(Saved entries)
-- BEGIN --
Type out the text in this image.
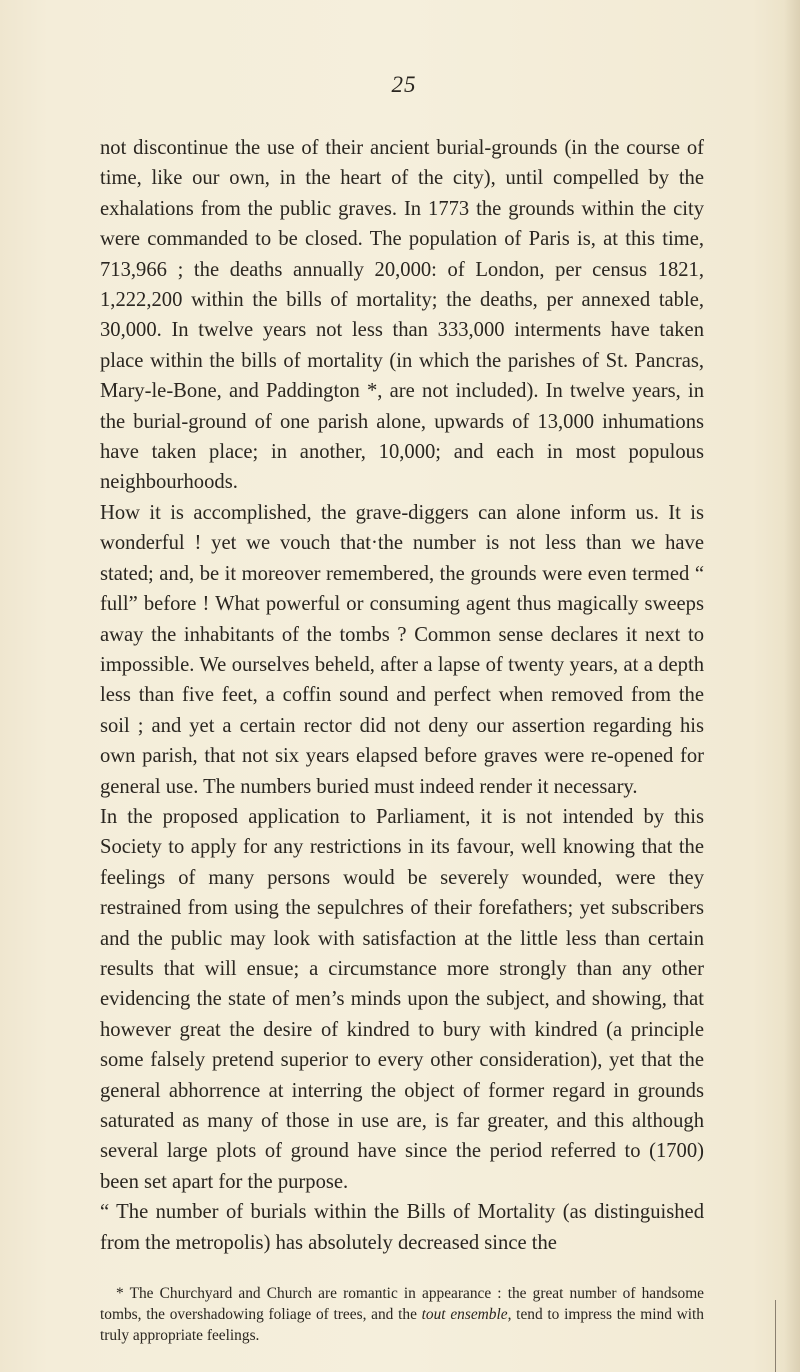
25

not discontinue the use of their ancient burial-grounds (in the course of time, like our own, in the heart of the city), until compelled by the exhalations from the public graves. In 1773 the grounds within the city were commanded to be closed. The population of Paris is, at this time, 713,966 ; the deaths annually 20,000: of London, per census 1821, 1,222,200 within the bills of mortality; the deaths, per annexed table, 30,000. In twelve years not less than 333,000 interments have taken place within the bills of mortality (in which the parishes of St. Pancras, Mary-le-Bone, and Paddington *, are not included). In twelve years, in the burial-ground of one parish alone, upwards of 13,000 inhumations have taken place; in another, 10,000; and each in most populous neighbourhoods.

How it is accomplished, the grave-diggers can alone inform us. It is wonderful ! yet we vouch that·the number is not less than we have stated; and, be it moreover remembered, the grounds were even termed “ full” before ! What powerful or consuming agent thus magically sweeps away the inhabitants of the tombs ? Common sense declares it next to impossible. We ourselves beheld, after a lapse of twenty years, at a depth less than five feet, a coffin sound and perfect when removed from the soil ; and yet a certain rector did not deny our assertion regarding his own parish, that not six years elapsed before graves were re-opened for general use. The numbers buried must indeed render it necessary.

In the proposed application to Parliament, it is not intended by this Society to apply for any restrictions in its favour, well knowing that the feelings of many persons would be severely wounded, were they restrained from using the sepulchres of their forefathers; yet subscribers and the public may look with satisfaction at the little less than certain results that will ensue; a circumstance more strongly than any other evidencing the state of men’s minds upon the subject, and showing, that however great the desire of kindred to bury with kindred (a principle some falsely pretend superior to every other consideration), yet that the general abhorrence at interring the object of former regard in grounds saturated as many of those in use are, is far greater, and this although several large plots of ground have since the period referred to (1700) been set apart for the purpose.

“ The number of burials within the Bills of Mortality (as distinguished from the metropolis) has absolutely decreased since the

* The Churchyard and Church are romantic in appearance : the great number of handsome tombs, the overshadowing foliage of trees, and the tout ensemble, tend to impress the mind with truly appropriate feelings.
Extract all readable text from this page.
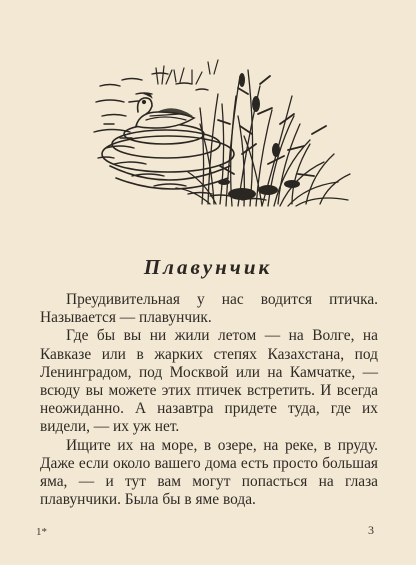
Плавунчик

Преудивительная у нас водится птичка. Называется — плавунчик.

Где бы вы ни жили летом — на Волге, на Кавказе или в жарких степях Казахстана, под Ленинградом, под Москвой или на Камчатке, — всюду вы можете этих птичек встретить. И всегда неожиданно. А назавтра придете туда, где их видели, — их уж нет.

Ищите их на море, в озере, на реке, в пруду. Даже если около вашего дома есть просто большая яма, — и тут вам могут попасться на глаза плавунчики. Была бы в яме вода.

1*	3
-- END --
## [TASK OBJECTIVE]
List all lines in the material containing the string "text".

## [TASK OUTPUT]
Type out the text in this image.
Extract all readable text from this page.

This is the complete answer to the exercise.